+++ Listed records
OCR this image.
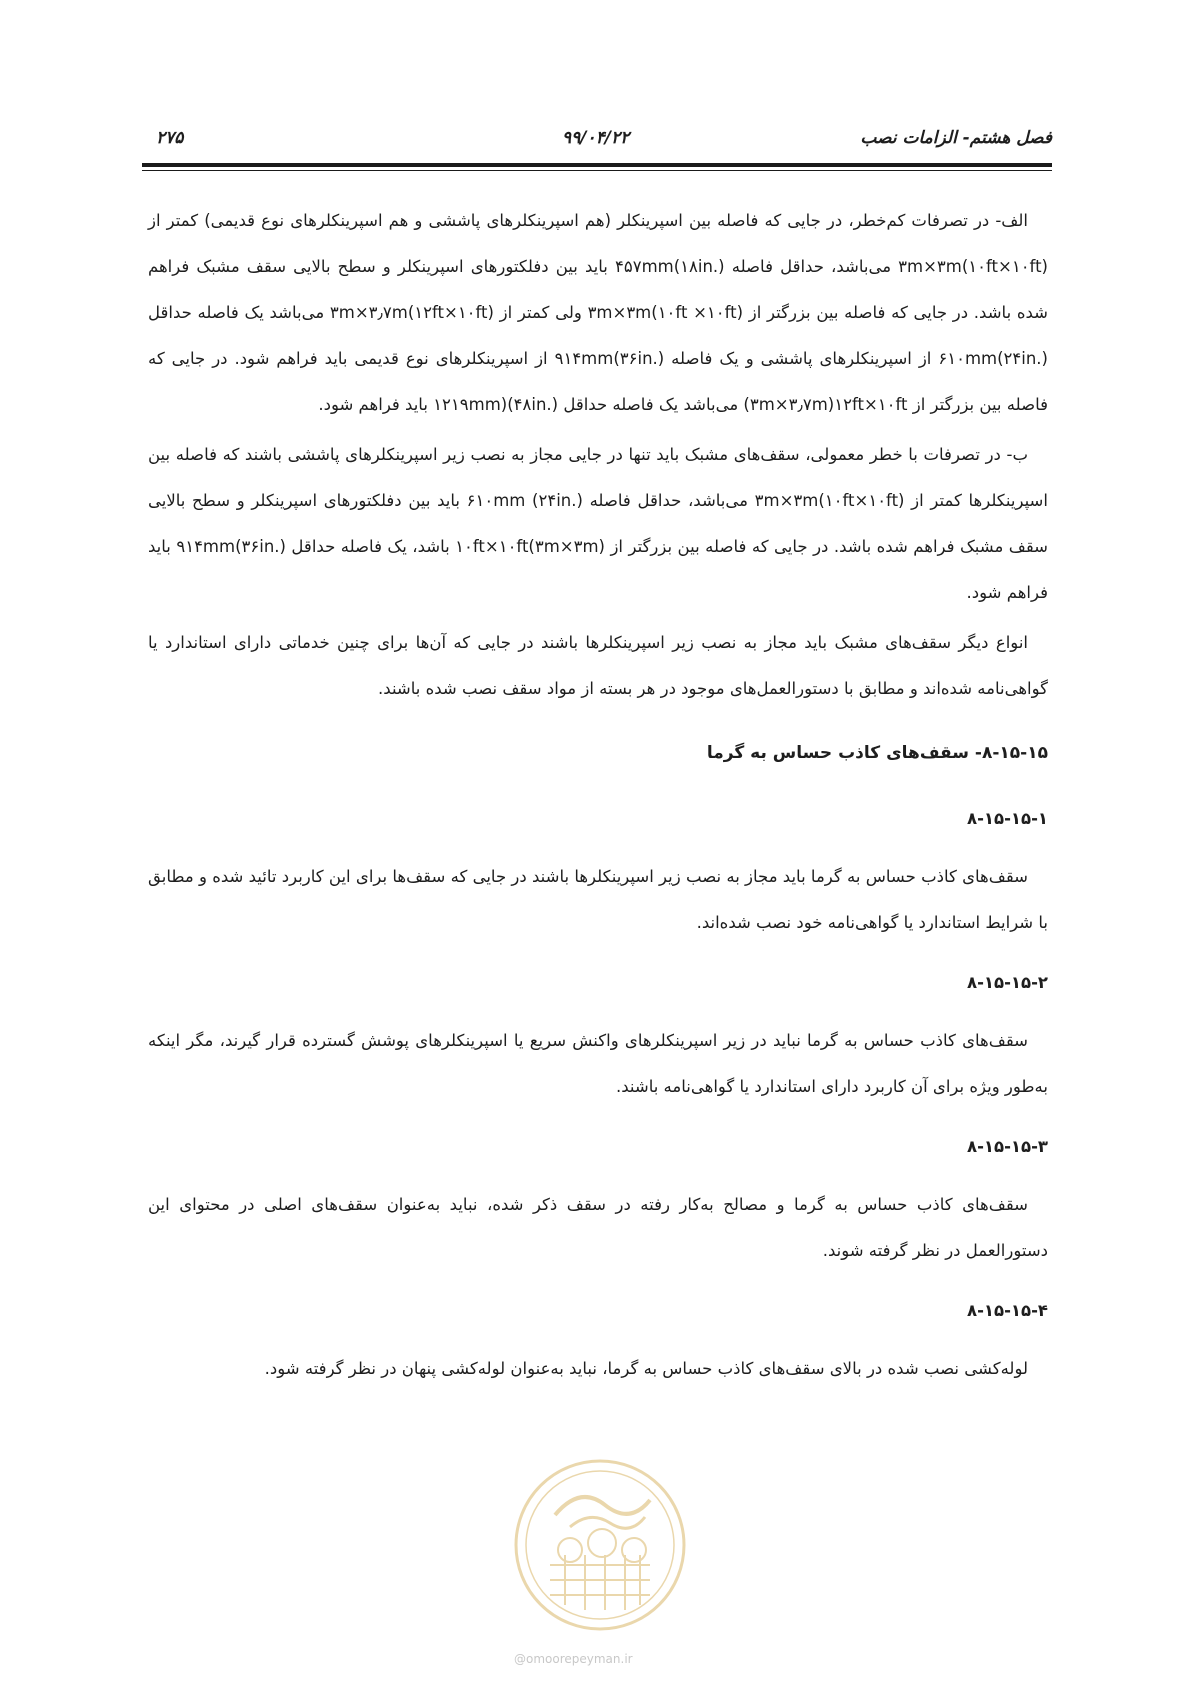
فصل هشتم- الزامات نصب
۹۹/۰۴/۲۲
۲۷۵

الف- در تصرفات کم‌خطر، در جایی که فاصله بین اسپرینکلر (هم اسپرینکلرهای پاششی و هم اسپرینکلرهای نوع قدیمی) کمتر از ۳m×۳m(۱۰ft×۱۰ft) می‌باشد، حداقل فاصله ۴۵۷mm(۱۸in.) باید بین دفلکتورهای اسپرینکلر و سطح بالایی سقف مشبک فراهم شده باشد. در جایی که فاصله بین بزرگتر از ۳m×۳m(۱۰ft ×۱۰ft) ولی کمتر از ۳m×۳٫۷m(۱۲ft×۱۰ft) می‌باشد یک فاصله حداقل ۶۱۰mm(۲۴in.) از اسپرینکلرهای پاششی و یک فاصله ۹۱۴mm(۳۶in.) از اسپرینکلرهای نوع قدیمی باید فراهم شود. در جایی که فاصله بین بزرگتر از ۱۲ft×۱۰ft(۳m×۳٫۷m) می‌باشد یک فاصله حداقل ۱۲۱۹mm)(۴۸in.) باید فراهم شود.

ب- در تصرفات با خطر معمولی، سقف‌های مشبک باید تنها در جایی مجاز به نصب زیر اسپرینکلرهای پاششی باشند که فاصله بین اسپرینکلرها کمتر از ۳m×۳m(۱۰ft×۱۰ft) می‌باشد، حداقل فاصله ۶۱۰mm (۲۴in.) باید بین دفلکتورهای اسپرینکلر و سطح بالایی سقف مشبک فراهم شده باشد. در جایی که فاصله بین بزرگتر از ۱۰ft×۱۰ft(۳m×۳m) باشد، یک فاصله حداقل ۹۱۴mm(۳۶in.) باید فراهم شود.

انواع دیگر سقف‌های مشبک باید مجاز به نصب زیر اسپرینکلرها باشند در جایی که آن‌ها برای چنین خدماتی دارای استاندارد یا گواهی‌نامه شده‌اند و مطابق با دستورالعمل‌های موجود در هر بسته از مواد سقف نصب شده باشند.

۸-۱۵-۱۵- سقف‌های کاذب حساس به گرما
۸-۱۵-۱۵-۱

سقف‌های کاذب حساس به گرما باید مجاز به نصب زیر اسپرینکلرها باشند در جایی که سقف‌ها برای این کاربرد تائید شده و مطابق با شرایط استاندارد یا گواهی‌نامه خود نصب شده‌اند.

۸-۱۵-۱۵-۲

سقف‌های کاذب حساس به گرما نباید در زیر اسپرینکلرهای واکنش سریع یا اسپرینکلرهای پوشش گسترده قرار گیرند، مگر اینکه به‌طور ویژه برای آن کاربرد دارای استاندارد یا گواهی‌نامه باشند.

۸-۱۵-۱۵-۳

سقف‌های کاذب حساس به گرما و مصالح به‌کار رفته در سقف ذکر شده، نباید به‌عنوان سقف‌های اصلی در محتوای این دستورالعمل در نظر گرفته شوند.

۸-۱۵-۱۵-۴

لوله‌کشی نصب شده در بالای سقف‌های کاذب حساس به گرما، نباید به‌عنوان لوله‌کشی پنهان در نظر گرفته شود.

@omoorepeyman.ir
++++++
Report only the number of lines that hold the string "حساس" in this listing.

5